§ **TASK DETAILS**
From the data that follows, report how many lines hold the string "color", giving only the number.

# start of STORED RECORDS

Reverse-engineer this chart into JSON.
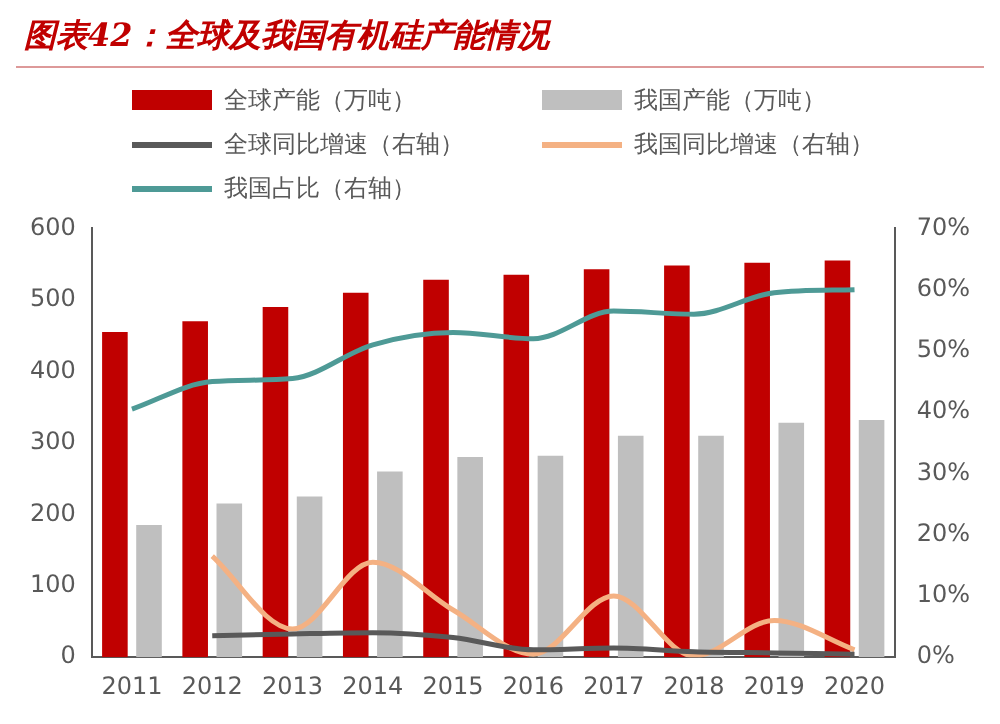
{
  "chart_data": {
    "type": "bar",
    "title": "图表42：全球及我国有机硅产能情况",
    "categories": [
      "2011",
      "2012",
      "2013",
      "2014",
      "2015",
      "2016",
      "2017",
      "2018",
      "2019",
      "2020"
    ],
    "series": [
      {
        "name": "全球产能（万吨）",
        "color": "#c00000",
        "values": [
          455,
          470,
          490,
          510,
          528,
          535,
          543,
          548,
          552,
          555
        ]
      },
      {
        "name": "我国产能（万吨）",
        "color": "#bfbfbf",
        "values": [
          185,
          215,
          225,
          260,
          280,
          282,
          310,
          310,
          328,
          332
        ]
      },
      {
        "name": "全球同比增速（右轴）",
        "type": "line",
        "axis": "y2",
        "color": "#595959",
        "values": [
          null,
          3.5,
          3.8,
          4.0,
          3.2,
          1.2,
          1.5,
          0.9,
          0.7,
          0.5
        ]
      },
      {
        "name": "我国同比增速（右轴）",
        "type": "line",
        "axis": "y2",
        "color": "#f4b183",
        "values": [
          null,
          16.5,
          4.6,
          15.5,
          7.7,
          0.5,
          10,
          0.2,
          6,
          1.2
        ]
      },
      {
        "name": "我国占比（右轴）",
        "type": "line",
        "axis": "y2",
        "color": "#4e9a96",
        "values": [
          40.5,
          45,
          45.5,
          51,
          53,
          52,
          56.5,
          56,
          59.5,
          60
        ]
      }
    ],
    "ylim": [
      0,
      600
    ],
    "yticks": [
      0,
      100,
      200,
      300,
      400,
      500,
      600
    ],
    "y2lim": [
      0,
      70
    ],
    "y2ticks": [
      {
        "value": 0,
        "label": "0%"
      },
      {
        "value": 10,
        "label": "10%"
      },
      {
        "value": 20,
        "label": "20%"
      },
      {
        "value": 30,
        "label": "30%"
      },
      {
        "value": 40,
        "label": "40%"
      },
      {
        "value": 50,
        "label": "50%"
      },
      {
        "value": 60,
        "label": "60%"
      },
      {
        "value": 70,
        "label": "70%"
      }
    ],
    "grid": false,
    "legend": "top",
    "marker": "none",
    "line_style": "solid"
  }
}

# end of STORED RECORDS

§ **REPLY**
5